GOAL OF THE EXERCISE
Copy all lines of the listing that include the string "Selma".

Data records
########

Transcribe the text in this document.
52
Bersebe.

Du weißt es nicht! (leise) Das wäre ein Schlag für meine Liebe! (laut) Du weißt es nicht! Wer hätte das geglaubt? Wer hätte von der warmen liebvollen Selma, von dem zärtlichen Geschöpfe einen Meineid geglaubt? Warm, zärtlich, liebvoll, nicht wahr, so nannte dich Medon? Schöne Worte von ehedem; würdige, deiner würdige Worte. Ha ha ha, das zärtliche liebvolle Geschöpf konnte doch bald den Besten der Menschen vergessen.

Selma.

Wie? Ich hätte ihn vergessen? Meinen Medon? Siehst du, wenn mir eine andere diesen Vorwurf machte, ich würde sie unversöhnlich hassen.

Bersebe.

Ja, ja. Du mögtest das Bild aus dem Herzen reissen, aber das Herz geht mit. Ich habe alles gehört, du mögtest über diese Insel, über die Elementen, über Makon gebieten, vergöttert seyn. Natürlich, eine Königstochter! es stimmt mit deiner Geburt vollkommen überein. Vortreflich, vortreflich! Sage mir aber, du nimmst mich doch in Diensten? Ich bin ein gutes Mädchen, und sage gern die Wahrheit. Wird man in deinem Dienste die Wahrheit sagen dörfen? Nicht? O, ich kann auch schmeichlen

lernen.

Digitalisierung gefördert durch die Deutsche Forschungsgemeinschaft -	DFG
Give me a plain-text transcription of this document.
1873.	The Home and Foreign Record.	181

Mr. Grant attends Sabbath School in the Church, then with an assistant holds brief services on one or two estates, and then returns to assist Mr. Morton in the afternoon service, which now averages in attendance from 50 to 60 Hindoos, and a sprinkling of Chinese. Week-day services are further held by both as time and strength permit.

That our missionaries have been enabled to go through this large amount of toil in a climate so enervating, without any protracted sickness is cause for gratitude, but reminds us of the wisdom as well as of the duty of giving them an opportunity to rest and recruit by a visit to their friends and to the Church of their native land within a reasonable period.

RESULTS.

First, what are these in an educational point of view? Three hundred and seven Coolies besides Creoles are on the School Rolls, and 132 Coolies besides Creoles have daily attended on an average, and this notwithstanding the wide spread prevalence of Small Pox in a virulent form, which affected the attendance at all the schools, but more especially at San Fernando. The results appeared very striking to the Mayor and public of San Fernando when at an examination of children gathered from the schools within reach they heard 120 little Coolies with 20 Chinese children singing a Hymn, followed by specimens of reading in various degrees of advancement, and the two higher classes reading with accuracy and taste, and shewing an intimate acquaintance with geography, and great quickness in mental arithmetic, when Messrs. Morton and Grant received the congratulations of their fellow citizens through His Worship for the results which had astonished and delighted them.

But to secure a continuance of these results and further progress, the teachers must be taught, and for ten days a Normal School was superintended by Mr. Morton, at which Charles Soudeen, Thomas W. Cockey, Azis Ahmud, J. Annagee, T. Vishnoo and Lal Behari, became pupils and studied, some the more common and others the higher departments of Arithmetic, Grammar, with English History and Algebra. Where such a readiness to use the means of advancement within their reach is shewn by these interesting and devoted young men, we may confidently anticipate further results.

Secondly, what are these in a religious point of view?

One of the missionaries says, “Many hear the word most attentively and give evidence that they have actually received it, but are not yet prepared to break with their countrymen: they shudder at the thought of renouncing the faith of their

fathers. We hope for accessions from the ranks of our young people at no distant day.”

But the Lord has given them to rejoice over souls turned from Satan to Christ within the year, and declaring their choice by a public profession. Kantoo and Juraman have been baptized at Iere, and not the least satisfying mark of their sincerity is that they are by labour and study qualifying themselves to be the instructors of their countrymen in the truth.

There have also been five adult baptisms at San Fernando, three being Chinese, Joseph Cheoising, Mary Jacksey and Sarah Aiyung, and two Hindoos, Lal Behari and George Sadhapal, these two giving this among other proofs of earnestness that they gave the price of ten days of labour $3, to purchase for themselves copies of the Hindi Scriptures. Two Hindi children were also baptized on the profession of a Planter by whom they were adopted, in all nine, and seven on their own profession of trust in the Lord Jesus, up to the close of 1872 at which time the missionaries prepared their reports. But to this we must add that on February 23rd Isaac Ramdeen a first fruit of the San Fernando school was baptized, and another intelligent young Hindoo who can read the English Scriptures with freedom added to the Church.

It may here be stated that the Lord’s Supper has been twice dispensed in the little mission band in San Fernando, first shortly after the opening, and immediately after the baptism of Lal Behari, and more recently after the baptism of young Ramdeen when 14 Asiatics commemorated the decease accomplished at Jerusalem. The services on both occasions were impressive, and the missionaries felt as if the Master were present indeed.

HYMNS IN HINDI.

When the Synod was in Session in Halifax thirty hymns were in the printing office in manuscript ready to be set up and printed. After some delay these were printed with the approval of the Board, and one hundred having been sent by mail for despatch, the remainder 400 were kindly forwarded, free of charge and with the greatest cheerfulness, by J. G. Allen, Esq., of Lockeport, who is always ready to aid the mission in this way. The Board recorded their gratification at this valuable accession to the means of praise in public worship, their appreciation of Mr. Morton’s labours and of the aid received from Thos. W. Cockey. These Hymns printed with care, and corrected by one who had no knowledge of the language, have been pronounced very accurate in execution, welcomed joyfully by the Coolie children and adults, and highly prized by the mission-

########

WRITTEN SOLUTION
Du weißt es nicht! (leise) Das wäre ein Schlag für meine Liebe! (laut) Du weißt es nicht! Wer hätte das geglaubt? Wer hätte von der warmen liebvollen Selma, von dem zärtlichen Geschöpfe einen Meineid geglaubt? Warm, zärtlich, liebvoll, nicht wahr, so nannte dich Medon? Schöne Worte von ehedem; würdige, deiner würdige Worte. Ha ha ha, das zärtliche liebvolle Geschöpf konnte doch bald den Besten der Menschen vergessen.
Selma.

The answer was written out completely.